Task to complete =>
Search the data for the string "dance" and gather each line it is in.

>> BEGIN Source records

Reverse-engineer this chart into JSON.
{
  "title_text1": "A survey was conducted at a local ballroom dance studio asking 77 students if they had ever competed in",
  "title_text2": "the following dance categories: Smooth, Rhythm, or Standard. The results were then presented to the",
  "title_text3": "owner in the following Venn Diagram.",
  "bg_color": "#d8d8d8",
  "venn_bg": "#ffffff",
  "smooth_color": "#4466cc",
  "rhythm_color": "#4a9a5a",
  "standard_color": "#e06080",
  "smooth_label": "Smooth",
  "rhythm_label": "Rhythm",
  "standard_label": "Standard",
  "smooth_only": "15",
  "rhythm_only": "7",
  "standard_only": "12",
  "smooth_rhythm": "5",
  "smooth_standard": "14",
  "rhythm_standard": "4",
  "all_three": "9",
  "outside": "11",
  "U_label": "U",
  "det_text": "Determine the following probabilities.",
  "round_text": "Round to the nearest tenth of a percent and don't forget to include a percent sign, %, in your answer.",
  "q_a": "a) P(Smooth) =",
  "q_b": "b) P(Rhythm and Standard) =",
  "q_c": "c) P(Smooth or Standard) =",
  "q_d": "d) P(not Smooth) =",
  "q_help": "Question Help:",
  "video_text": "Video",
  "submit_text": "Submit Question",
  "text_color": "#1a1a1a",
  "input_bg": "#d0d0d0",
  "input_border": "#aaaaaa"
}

>> END Source records
>> BEGIN Source records

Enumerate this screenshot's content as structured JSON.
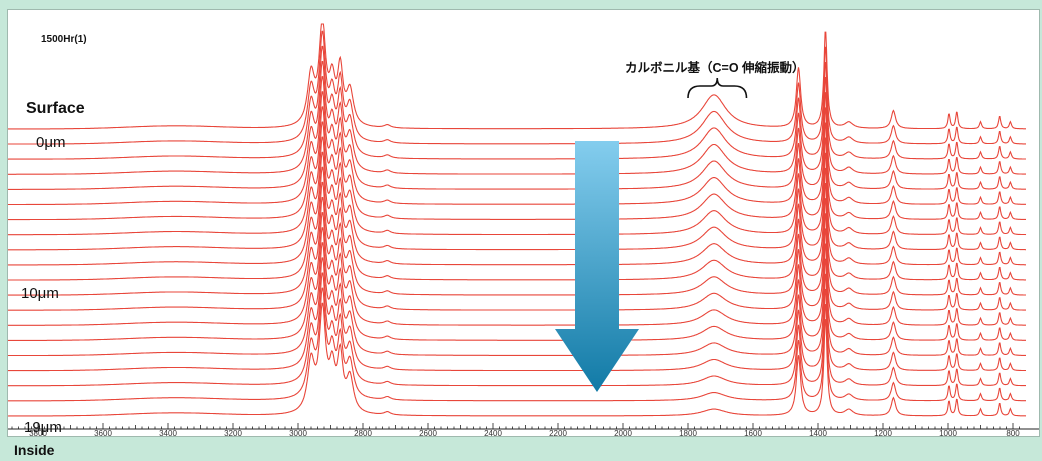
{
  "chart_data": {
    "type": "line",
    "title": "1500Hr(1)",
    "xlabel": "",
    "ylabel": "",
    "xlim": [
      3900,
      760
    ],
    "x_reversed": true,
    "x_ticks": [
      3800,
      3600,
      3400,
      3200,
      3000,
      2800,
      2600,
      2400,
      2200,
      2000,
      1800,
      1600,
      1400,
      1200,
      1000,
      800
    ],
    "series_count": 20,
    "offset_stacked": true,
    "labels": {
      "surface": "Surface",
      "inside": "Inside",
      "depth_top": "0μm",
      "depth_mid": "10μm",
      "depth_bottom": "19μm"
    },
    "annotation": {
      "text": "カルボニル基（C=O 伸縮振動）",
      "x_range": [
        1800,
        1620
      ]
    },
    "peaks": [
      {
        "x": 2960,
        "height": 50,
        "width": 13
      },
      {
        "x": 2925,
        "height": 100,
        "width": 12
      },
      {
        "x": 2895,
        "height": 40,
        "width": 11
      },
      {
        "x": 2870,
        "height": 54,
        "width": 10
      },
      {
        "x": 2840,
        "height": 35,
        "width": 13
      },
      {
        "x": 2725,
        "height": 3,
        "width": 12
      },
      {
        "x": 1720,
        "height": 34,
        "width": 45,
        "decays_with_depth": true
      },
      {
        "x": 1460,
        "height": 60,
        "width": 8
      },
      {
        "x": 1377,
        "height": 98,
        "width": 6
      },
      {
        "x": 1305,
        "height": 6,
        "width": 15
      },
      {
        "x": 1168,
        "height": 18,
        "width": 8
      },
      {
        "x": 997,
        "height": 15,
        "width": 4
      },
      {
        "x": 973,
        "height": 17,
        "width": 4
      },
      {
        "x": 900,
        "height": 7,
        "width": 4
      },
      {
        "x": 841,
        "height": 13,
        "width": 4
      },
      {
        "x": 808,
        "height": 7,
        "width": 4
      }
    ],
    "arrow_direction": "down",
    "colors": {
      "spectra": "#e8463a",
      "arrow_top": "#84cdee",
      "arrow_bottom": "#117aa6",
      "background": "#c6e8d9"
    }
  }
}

>> END Source records

The solution =>
  "title_text1": "A survey was conducted at a local ballroom dance studio asking 77 students if they had ever competed in",
  "title_text2": "the following dance categories: Smooth, Rhythm, or Standard. The results were then presented to the",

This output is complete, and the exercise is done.